Collected data
=====

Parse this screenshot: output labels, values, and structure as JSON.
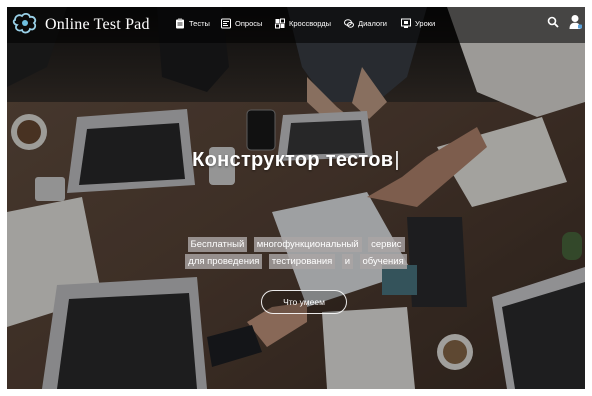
{
  "brand": {
    "name": "Online Test Pad",
    "logo_icon": "puzzle-logo-icon"
  },
  "nav": {
    "items": [
      {
        "label": "Тесты",
        "icon": "clipboard-icon"
      },
      {
        "label": "Опросы",
        "icon": "poll-icon"
      },
      {
        "label": "Кроссворды",
        "icon": "crossword-icon"
      },
      {
        "label": "Диалоги",
        "icon": "dialog-icon"
      },
      {
        "label": "Уроки",
        "icon": "lesson-icon"
      }
    ],
    "search_icon": "search-icon",
    "user_icon": "user-icon"
  },
  "hero": {
    "title": "Конструктор тестов",
    "cursor": "|",
    "subtitle_line1": [
      "Бесплатный",
      "многофункциональный",
      "сервис"
    ],
    "subtitle_line2": [
      "для проведения",
      "тестирования",
      "и",
      "обучения"
    ],
    "cta_label": "Что умеем"
  },
  "colors": {
    "navbar_bg": "#000000",
    "highlight_bg": "#aaa5a5",
    "text": "#ffffff"
  }
}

=====

§ What is expected:
Out of the preceding entries, pull every line containing the string "icon".

§ Written reply:
    "logo_icon": "puzzle-logo-icon"
        "icon": "clipboard-icon"
        "icon": "poll-icon"
        "icon": "crossword-icon"
        "icon": "dialog-icon"
        "icon": "lesson-icon"
    "search_icon": "search-icon",
    "user_icon": "user-icon"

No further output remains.